### SET EXERCISE
Return the records, each one exactly as written.

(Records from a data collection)
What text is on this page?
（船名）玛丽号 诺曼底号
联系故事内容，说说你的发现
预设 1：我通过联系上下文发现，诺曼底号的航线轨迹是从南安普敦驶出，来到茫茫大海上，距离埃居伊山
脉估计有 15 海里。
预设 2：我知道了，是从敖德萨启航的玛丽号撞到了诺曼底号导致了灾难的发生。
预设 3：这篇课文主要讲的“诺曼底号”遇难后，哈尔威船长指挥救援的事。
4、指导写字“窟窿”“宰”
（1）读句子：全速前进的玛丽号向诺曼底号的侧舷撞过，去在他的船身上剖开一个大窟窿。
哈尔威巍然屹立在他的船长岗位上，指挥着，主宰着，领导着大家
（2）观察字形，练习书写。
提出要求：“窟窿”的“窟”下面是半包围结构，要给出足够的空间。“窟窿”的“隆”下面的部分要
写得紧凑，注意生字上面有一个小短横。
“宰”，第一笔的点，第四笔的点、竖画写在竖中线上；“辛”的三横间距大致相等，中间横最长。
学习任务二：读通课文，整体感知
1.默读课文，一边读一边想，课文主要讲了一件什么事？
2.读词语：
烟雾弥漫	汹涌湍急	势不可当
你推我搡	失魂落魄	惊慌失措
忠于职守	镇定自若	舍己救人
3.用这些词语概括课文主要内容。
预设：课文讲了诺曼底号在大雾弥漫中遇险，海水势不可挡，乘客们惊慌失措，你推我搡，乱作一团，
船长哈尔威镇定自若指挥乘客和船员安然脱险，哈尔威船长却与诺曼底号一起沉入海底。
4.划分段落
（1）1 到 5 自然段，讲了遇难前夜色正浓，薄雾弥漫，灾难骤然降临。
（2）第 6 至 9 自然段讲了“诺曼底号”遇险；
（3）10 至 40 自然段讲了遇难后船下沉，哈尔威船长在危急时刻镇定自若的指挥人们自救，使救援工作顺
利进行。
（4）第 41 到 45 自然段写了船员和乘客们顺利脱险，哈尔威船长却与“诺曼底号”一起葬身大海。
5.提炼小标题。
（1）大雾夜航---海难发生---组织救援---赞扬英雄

### ANSWER TO THE EXERCISE
What text is on this page?
（船名）玛丽号 诺曼底号
联系故事内容，说说你的发现
预设 1：我通过联系上下文发现，诺曼底号的航线轨迹是从南安普敦驶出，来到茫茫大海上，距离埃居伊山
脉估计有 15 海里。
预设 2：我知道了，是从敖德萨启航的玛丽号撞到了诺曼底号导致了灾难的发生。
预设 3：这篇课文主要讲的“诺曼底号”遇难后，哈尔威船长指挥救援的事。
4、指导写字“窟窿”“宰”
（1）读句子：全速前进的玛丽号向诺曼底号的侧舷撞过，去在他的船身上剖开一个大窟窿。
哈尔威巍然屹立在他的船长岗位上，指挥着，主宰着，领导着大家
（2）观察字形，练习书写。
提出要求：“窟窿”的“窟”下面是半包围结构，要给出足够的空间。“窟窿”的“隆”下面的部分要
写得紧凑，注意生字上面有一个小短横。
“宰”，第一笔的点，第四笔的点、竖画写在竖中线上；“辛”的三横间距大致相等，中间横最长。
学习任务二：读通课文，整体感知
1.默读课文，一边读一边想，课文主要讲了一件什么事？
2.读词语：
烟雾弥漫	汹涌湍急	势不可当
你推我搡	失魂落魄	惊慌失措
忠于职守	镇定自若	舍己救人
3.用这些词语概括课文主要内容。
预设：课文讲了诺曼底号在大雾弥漫中遇险，海水势不可挡，乘客们惊慌失措，你推我搡，乱作一团，
船长哈尔威镇定自若指挥乘客和船员安然脱险，哈尔威船长却与诺曼底号一起沉入海底。
4.划分段落
（1）1 到 5 自然段，讲了遇难前夜色正浓，薄雾弥漫，灾难骤然降临。
（2）第 6 至 9 自然段讲了“诺曼底号”遇险；
（3）10 至 40 自然段讲了遇难后船下沉，哈尔威船长在危急时刻镇定自若的指挥人们自救，使救援工作顺
利进行。
（4）第 41 到 45 自然段写了船员和乘客们顺利脱险，哈尔威船长却与“诺曼底号”一起葬身大海。
5.提炼小标题。
（1）大雾夜航---海难发生---组织救援---赞扬英雄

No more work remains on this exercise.